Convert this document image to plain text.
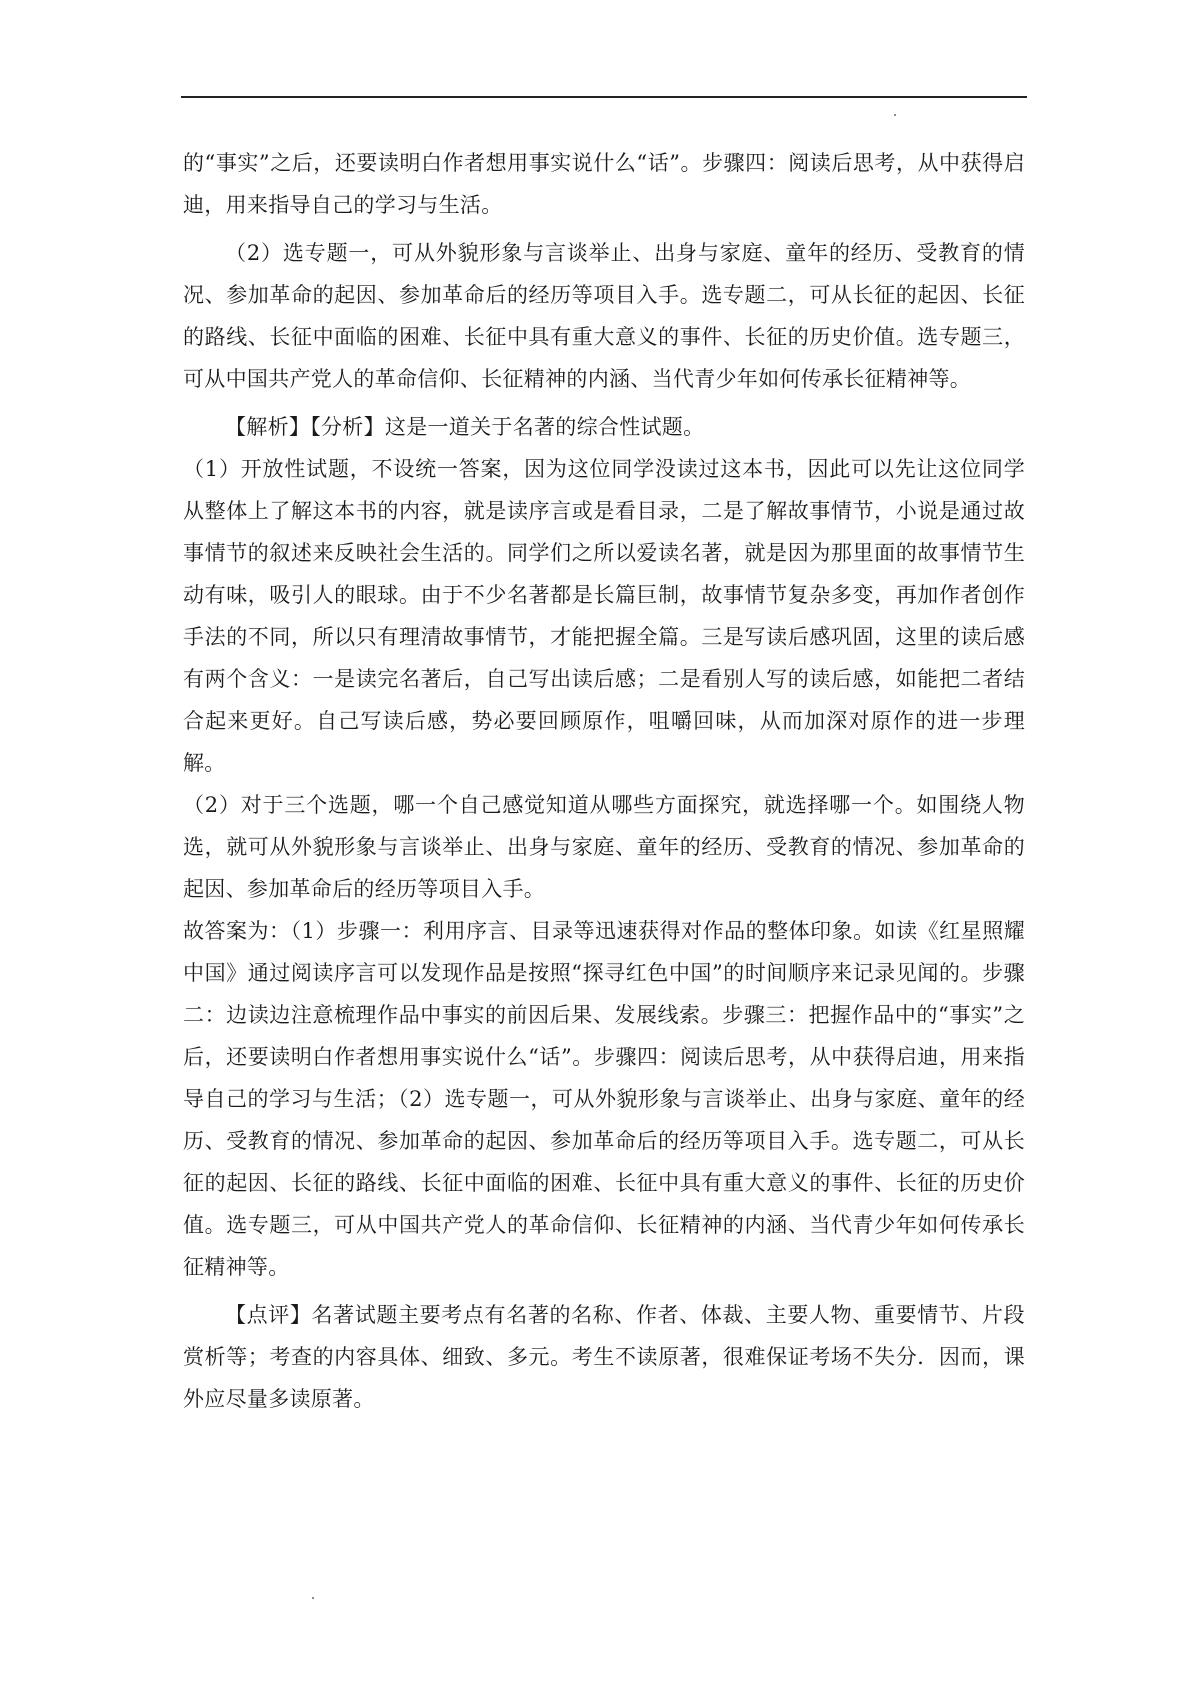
的“事实”之后，还要读明白作者想用事实说什么“话”。步骤四：阅读后思考，从中获得启迪，用来指导自己的学习与生活。

（2）选专题一，可从外貌形象与言谈举止、出身与家庭、童年的经历、受教育的情况、参加革命的起因、参加革命后的经历等项目入手。选专题二，可从长征的起因、长征的路线、长征中面临的困难、长征中具有重大意义的事件、长征的历史价值。选专题三，可从中国共产党人的革命信仰、长征精神的内涵、当代青少年如何传承长征精神等。

【解析】【分析】这是一道关于名著的综合性试题。

（1）开放性试题，不设统一答案，因为这位同学没读过这本书，因此可以先让这位同学从整体上了解这本书的内容，就是读序言或是看目录，二是了解故事情节，小说是通过故事情节的叙述来反映社会生活的。同学们之所以爱读名著，就是因为那里面的故事情节生动有味，吸引人的眼球。由于不少名著都是长篇巨制，故事情节复杂多变，再加作者创作手法的不同，所以只有理清故事情节，才能把握全篇。三是写读后感巩固，这里的读后感有两个含义：一是读完名著后，自己写出读后感；二是看别人写的读后感，如能把二者结合起来更好。自己写读后感，势必要回顾原作，咀嚼回味，从而加深对原作的进一步理解。

（2）对于三个选题，哪一个自己感觉知道从哪些方面探究，就选择哪一个。如围绕人物选，就可从外貌形象与言谈举止、出身与家庭、童年的经历、受教育的情况、参加革命的起因、参加革命后的经历等项目入手。

故答案为：（1）步骤一：利用序言、目录等迅速获得对作品的整体印象。如读《红星照耀中国》通过阅读序言可以发现作品是按照“探寻红色中国”的时间顺序来记录见闻的。步骤二：边读边注意梳理作品中事实的前因后果、发展线索。步骤三：把握作品中的“事实”之后，还要读明白作者想用事实说什么“话”。步骤四：阅读后思考，从中获得启迪，用来指导自己的学习与生活；（2）选专题一，可从外貌形象与言谈举止、出身与家庭、童年的经历、受教育的情况、参加革命的起因、参加革命后的经历等项目入手。选专题二，可从长征的起因、长征的路线、长征中面临的困难、长征中具有重大意义的事件、长征的历史价值。选专题三，可从中国共产党人的革命信仰、长征精神的内涵、当代青少年如何传承长征精神等。

【点评】名著试题主要考点有名著的名称、作者、体裁、主要人物、重要情节、片段赏析等；考查的内容具体、细致、多元。考生不读原著，很难保证考场不失分．因而，课外应尽量多读原著。
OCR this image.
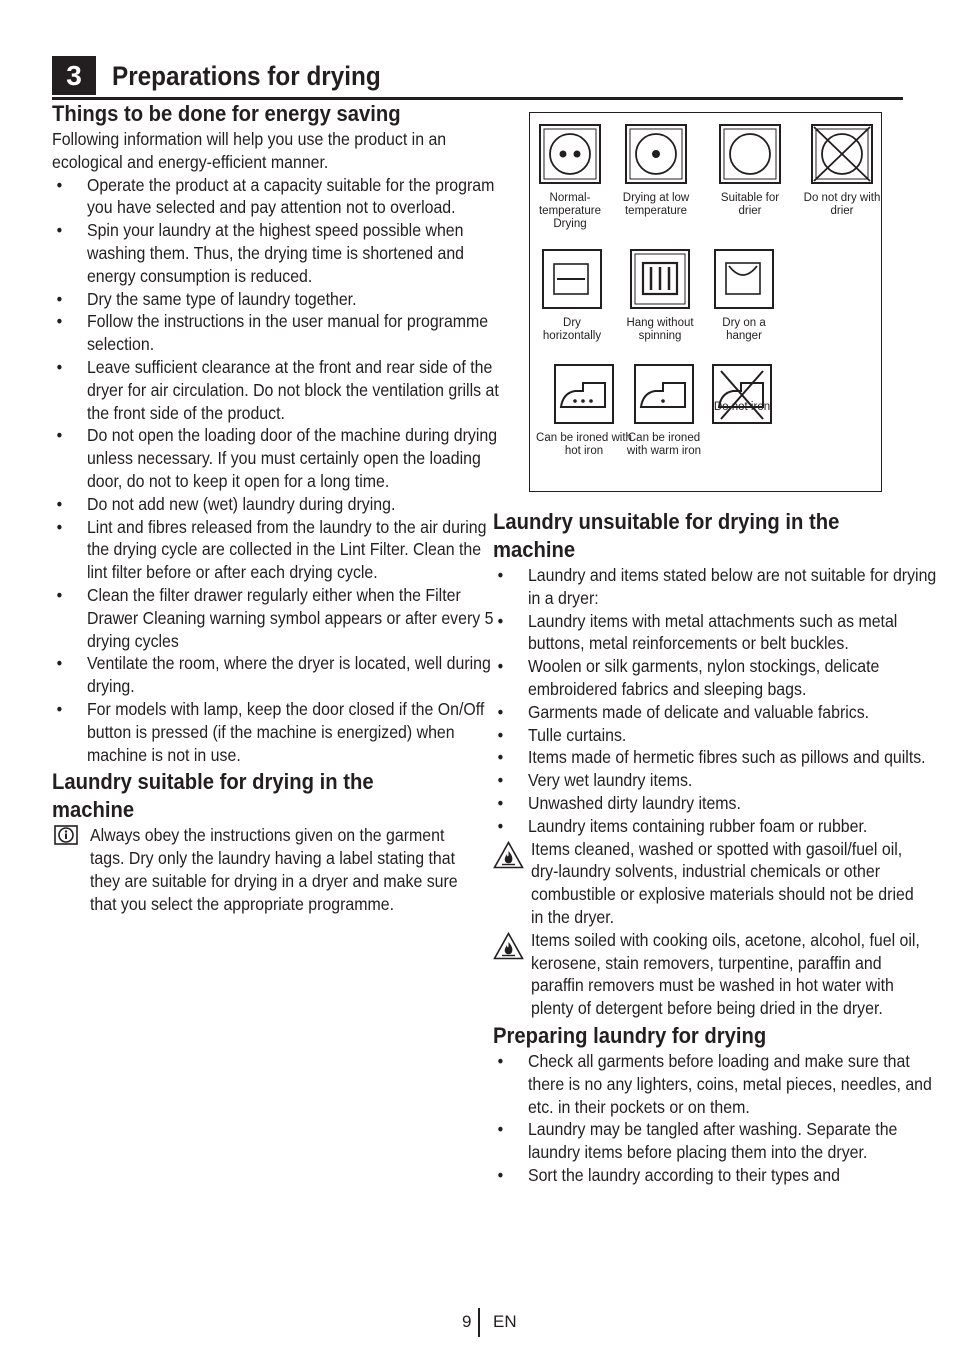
3	Preparations for drying
Things to be done for energy saving

Following information will help you use the product in an ecological and energy-efficient manner.

• Operate the product at a capacity suitable for the program you have selected and pay attention not to overload.
• Spin your laundry at the highest speed possible when washing them. Thus, the drying time is shortened and energy consumption is reduced.
• Dry the same type of laundry together.
• Follow the instructions in the user manual for programme selection.
• Leave sufficient clearance at the front and rear side of the dryer for air circulation. Do not block the ventilation grills at the front side of the product.
• Do not open the loading door of the machine during drying unless necessary. If you must certainly open the loading door, do not to keep it open for a long time.
• Do not add new (wet) laundry during drying.
• Lint and fibres released from the laundry to the air during the drying cycle are collected in the Lint Filter. Clean the lint filter before or after each drying cycle.
• Clean the filter drawer regularly either when the Filter Drawer Cleaning warning symbol appears or after every 5 drying cycles
• Ventilate the room, where the dryer is located, well during drying.
• For models with lamp, keep the door closed if the On/Off button is pressed (if the machine is energized) when machine is not in use.
Laundry suitable for drying in the machine
Always obey the instructions given on the garment tags. Dry only the laundry having a label stating that they are suitable for drying in a dryer and make sure that you select the appropriate programme.
Normal-temperature Drying
Drying at low temperature
Suitable for drier
Do not dry with drier
Dry horizontally
Hang without spinning
Dry on a hanger
Can be ironed with hot iron
Can be ironed with warm iron
Do not iron
Laundry unsuitable for drying in the machine
• Laundry and items stated below are not suitable for drying in a dryer:
• Laundry items with metal attachments such as metal buttons, metal reinforcements or belt buckles.
• Woolen or silk garments, nylon stockings, delicate embroidered fabrics and sleeping bags.
• Garments made of delicate and valuable fabrics.
• Tulle curtains.
• Items made of hermetic fibres such as pillows and quilts.
• Very wet laundry items.
• Unwashed dirty laundry items.
• Laundry items containing rubber foam or rubber.
Items cleaned, washed or spotted with gasoil/fuel oil, dry-laundry solvents, industrial chemicals or other combustible or explosive materials should not be dried in the dryer.
Items soiled with cooking oils, acetone, alcohol, fuel oil, kerosene, stain removers, turpentine, paraffin and paraffin removers must be washed in hot water with plenty of detergent before being dried in the dryer.
Preparing laundry for drying
• Check all garments before loading and make sure that there is no any lighters, coins, metal pieces, needles, and etc. in their pockets or on them.
• Laundry may be tangled after washing. Separate the laundry items before placing them into the dryer.
• Sort the laundry according to their types and
9 EN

────

Exercise instructions: Copy the listing exactly. Any image in it stays out of the copy.

Reply:
Convert this document image to plain text.
的“事实”之后，还要读明白作者想用事实说什么“话”。步骤四：阅读后思考，从中获得启迪，用来指导自己的学习与生活。

（2）选专题一，可从外貌形象与言谈举止、出身与家庭、童年的经历、受教育的情况、参加革命的起因、参加革命后的经历等项目入手。选专题二，可从长征的起因、长征的路线、长征中面临的困难、长征中具有重大意义的事件、长征的历史价值。选专题三，可从中国共产党人的革命信仰、长征精神的内涵、当代青少年如何传承长征精神等。

【解析】【分析】这是一道关于名著的综合性试题。

（1）开放性试题，不设统一答案，因为这位同学没读过这本书，因此可以先让这位同学从整体上了解这本书的内容，就是读序言或是看目录，二是了解故事情节，小说是通过故事情节的叙述来反映社会生活的。同学们之所以爱读名著，就是因为那里面的故事情节生动有味，吸引人的眼球。由于不少名著都是长篇巨制，故事情节复杂多变，再加作者创作手法的不同，所以只有理清故事情节，才能把握全篇。三是写读后感巩固，这里的读后感有两个含义：一是读完名著后，自己写出读后感；二是看别人写的读后感，如能把二者结合起来更好。自己写读后感，势必要回顾原作，咀嚼回味，从而加深对原作的进一步理解。

（2）对于三个选题，哪一个自己感觉知道从哪些方面探究，就选择哪一个。如围绕人物选，就可从外貌形象与言谈举止、出身与家庭、童年的经历、受教育的情况、参加革命的起因、参加革命后的经历等项目入手。

故答案为：（1）步骤一：利用序言、目录等迅速获得对作品的整体印象。如读《红星照耀中国》通过阅读序言可以发现作品是按照“探寻红色中国”的时间顺序来记录见闻的。步骤二：边读边注意梳理作品中事实的前因后果、发展线索。步骤三：把握作品中的“事实”之后，还要读明白作者想用事实说什么“话”。步骤四：阅读后思考，从中获得启迪，用来指导自己的学习与生活；（2）选专题一，可从外貌形象与言谈举止、出身与家庭、童年的经历、受教育的情况、参加革命的起因、参加革命后的经历等项目入手。选专题二，可从长征的起因、长征的路线、长征中面临的困难、长征中具有重大意义的事件、长征的历史价值。选专题三，可从中国共产党人的革命信仰、长征精神的内涵、当代青少年如何传承长征精神等。

【点评】名著试题主要考点有名著的名称、作者、体裁、主要人物、重要情节、片段赏析等；考查的内容具体、细致、多元。考生不读原著，很难保证考场不失分．因而，课外应尽量多读原著。
OCR this image.
3	Preparations for drying
Things to be done for energy saving

Following information will help you use the product in an ecological and energy-efficient manner.

• Operate the product at a capacity suitable for the program you have selected and pay attention not to overload.
• Spin your laundry at the highest speed possible when washing them. Thus, the drying time is shortened and energy consumption is reduced.
• Dry the same type of laundry together.
• Follow the instructions in the user manual for programme selection.
• Leave sufficient clearance at the front and rear side of the dryer for air circulation. Do not block the ventilation grills at the front side of the product.
• Do not open the loading door of the machine during drying unless necessary. If you must certainly open the loading door, do not to keep it open for a long time.
• Do not add new (wet) laundry during drying.
• Lint and fibres released from the laundry to the air during the drying cycle are collected in the Lint Filter. Clean the lint filter before or after each drying cycle.
• Clean the filter drawer regularly either when the Filter Drawer Cleaning warning symbol appears or after every 5 drying cycles
• Ventilate the room, where the dryer is located, well during drying.
• For models with lamp, keep the door closed if the On/Off button is pressed (if the machine is energized) when machine is not in use.
Laundry suitable for drying in the machine
Always obey the instructions given on the garment tags. Dry only the laundry having a label stating that they are suitable for drying in a dryer and make sure that you select the appropriate programme.
Normal-temperature Drying
Drying at low temperature
Suitable for drier
Do not dry with drier
Dry horizontally
Hang without spinning
Dry on a hanger
Can be ironed with hot iron
Can be ironed with warm iron
Do not iron
Laundry unsuitable for drying in the machine
• Laundry and items stated below are not suitable for drying in a dryer:
• Laundry items with metal attachments such as metal buttons, metal reinforcements or belt buckles.
• Woolen or silk garments, nylon stockings, delicate embroidered fabrics and sleeping bags.
• Garments made of delicate and valuable fabrics.
• Tulle curtains.
• Items made of hermetic fibres such as pillows and quilts.
• Very wet laundry items.
• Unwashed dirty laundry items.
• Laundry items containing rubber foam or rubber.
Items cleaned, washed or spotted with gasoil/fuel oil, dry-laundry solvents, industrial chemicals or other combustible or explosive materials should not be dried in the dryer.
Items soiled with cooking oils, acetone, alcohol, fuel oil, kerosene, stain removers, turpentine, paraffin and paraffin removers must be washed in hot water with plenty of detergent before being dried in the dryer.
Preparing laundry for drying
• Check all garments before loading and make sure that there is no any lighters, coins, metal pieces, needles, and etc. in their pockets or on them.
• Laundry may be tangled after washing. Separate the laundry items before placing them into the dryer.
• Sort the laundry according to their types and
9 EN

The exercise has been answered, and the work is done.